Your objective: Transcribe all the entries word for word, omitting any pictures they contain.

(Dataset items)
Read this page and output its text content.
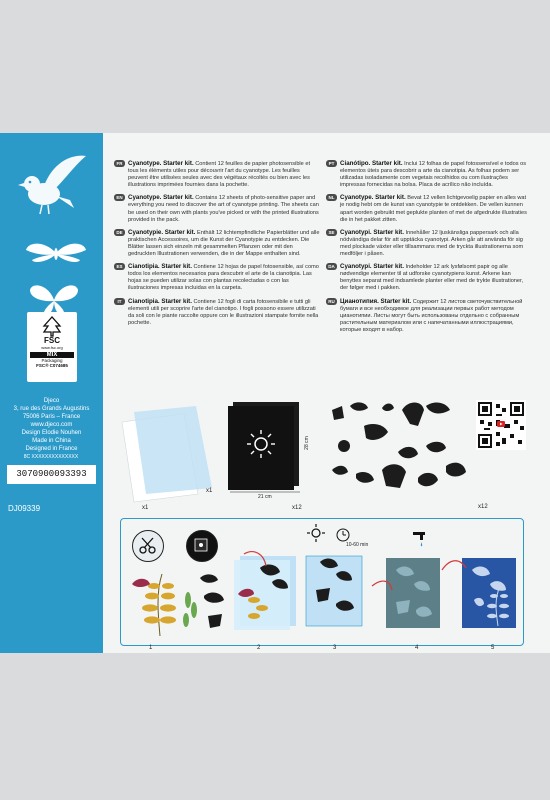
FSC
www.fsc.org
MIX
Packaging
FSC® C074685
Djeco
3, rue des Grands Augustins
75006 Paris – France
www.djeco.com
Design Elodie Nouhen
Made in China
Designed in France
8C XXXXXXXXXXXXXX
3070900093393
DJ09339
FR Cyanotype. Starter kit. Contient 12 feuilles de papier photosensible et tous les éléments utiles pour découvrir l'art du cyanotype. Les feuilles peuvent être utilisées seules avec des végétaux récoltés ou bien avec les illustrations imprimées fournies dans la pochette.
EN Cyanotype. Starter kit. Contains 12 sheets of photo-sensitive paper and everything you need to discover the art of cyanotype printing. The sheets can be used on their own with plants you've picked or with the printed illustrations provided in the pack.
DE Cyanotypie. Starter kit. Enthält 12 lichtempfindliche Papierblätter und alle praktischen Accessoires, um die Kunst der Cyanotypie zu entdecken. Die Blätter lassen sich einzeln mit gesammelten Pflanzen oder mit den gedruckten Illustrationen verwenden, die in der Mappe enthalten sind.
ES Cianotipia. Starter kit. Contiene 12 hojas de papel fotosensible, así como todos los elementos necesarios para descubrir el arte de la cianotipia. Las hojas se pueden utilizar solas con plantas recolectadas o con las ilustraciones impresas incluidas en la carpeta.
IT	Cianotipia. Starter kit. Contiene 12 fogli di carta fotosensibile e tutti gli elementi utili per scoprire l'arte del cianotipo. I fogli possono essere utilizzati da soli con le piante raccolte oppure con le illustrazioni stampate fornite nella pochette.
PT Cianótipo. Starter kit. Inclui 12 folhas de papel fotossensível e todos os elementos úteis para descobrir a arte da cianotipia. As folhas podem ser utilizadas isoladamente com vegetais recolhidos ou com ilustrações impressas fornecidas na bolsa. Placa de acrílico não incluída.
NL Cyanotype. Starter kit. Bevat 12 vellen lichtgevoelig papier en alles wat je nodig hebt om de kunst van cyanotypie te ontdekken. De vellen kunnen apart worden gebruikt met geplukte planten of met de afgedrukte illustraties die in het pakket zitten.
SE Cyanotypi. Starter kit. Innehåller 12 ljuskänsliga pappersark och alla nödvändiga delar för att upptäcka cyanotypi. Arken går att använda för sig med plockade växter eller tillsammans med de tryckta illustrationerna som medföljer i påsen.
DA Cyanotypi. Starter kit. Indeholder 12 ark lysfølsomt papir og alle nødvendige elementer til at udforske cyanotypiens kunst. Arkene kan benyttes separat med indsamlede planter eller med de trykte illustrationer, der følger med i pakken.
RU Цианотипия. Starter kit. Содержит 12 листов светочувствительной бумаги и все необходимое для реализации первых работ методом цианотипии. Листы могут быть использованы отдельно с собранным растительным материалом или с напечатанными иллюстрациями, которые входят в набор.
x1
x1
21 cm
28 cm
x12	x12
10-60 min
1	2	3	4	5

Solution for this problem:
Read this page and output its text content.
FSC
www.fsc.org
MIX
Packaging
FSC® C074685
Djeco
3, rue des Grands Augustins
75006 Paris – France
www.djeco.com
Design Elodie Nouhen
Made in China
Designed in France
8C XXXXXXXXXXXXXX
3070900093393
DJ09339
FR Cyanotype. Starter kit. Contient 12 feuilles de papier photosensible et tous les éléments utiles pour découvrir l'art du cyanotype. Les feuilles peuvent être utilisées seules avec des végétaux récoltés ou bien avec les illustrations imprimées fournies dans la pochette.
EN Cyanotype. Starter kit. Contains 12 sheets of photo-sensitive paper and everything you need to discover the art of cyanotype printing. The sheets can be used on their own with plants you've picked or with the printed illustrations provided in the pack.
DE Cyanotypie. Starter kit. Enthält 12 lichtempfindliche Papierblätter und alle praktischen Accessoires, um die Kunst der Cyanotypie zu entdecken. Die Blätter lassen sich einzeln mit gesammelten Pflanzen oder mit den gedruckten Illustrationen verwenden, die in der Mappe enthalten sind.
ES Cianotipia. Starter kit. Contiene 12 hojas de papel fotosensible, así como todos los elementos necesarios para descubrir el arte de la cianotipia. Las hojas se pueden utilizar solas con plantas recolectadas o con las ilustraciones impresas incluidas en la carpeta.
IT	Cianotipia. Starter kit. Contiene 12 fogli di carta fotosensibile e tutti gli elementi utili per scoprire l'arte del cianotipo. I fogli possono essere utilizzati da soli con le piante raccolte oppure con le illustrazioni stampate fornite nella pochette.
PT Cianótipo. Starter kit. Inclui 12 folhas de papel fotossensível e todos os elementos úteis para descobrir a arte da cianotipia. As folhas podem ser utilizadas isoladamente com vegetais recolhidos ou com ilustrações impressas fornecidas na bolsa. Placa de acrílico não incluída.
NL Cyanotype. Starter kit. Bevat 12 vellen lichtgevoelig papier en alles wat je nodig hebt om de kunst van cyanotypie te ontdekken. De vellen kunnen apart worden gebruikt met geplukte planten of met de afgedrukte illustraties die in het pakket zitten.
SE Cyanotypi. Starter kit. Innehåller 12 ljuskänsliga pappersark och alla nödvändiga delar för att upptäcka cyanotypi. Arken går att använda för sig med plockade växter eller tillsammans med de tryckta illustrationerna som medföljer i påsen.
DA Cyanotypi. Starter kit. Indeholder 12 ark lysfølsomt papir og alle nødvendige elementer til at udforske cyanotypiens kunst. Arkene kan benyttes separat med indsamlede planter eller med de trykte illustrationer, der følger med i pakken.
RU Цианотипия. Starter kit. Содержит 12 листов светочувствительной бумаги и все необходимое для реализации первых работ методом цианотипии. Листы могут быть использованы отдельно с собранным растительным материалом или с напечатанными иллюстрациями, которые входят в набор.
x1
x1
21 cm
28 cm
x12	x12
10-60 min
1	2	3	4	5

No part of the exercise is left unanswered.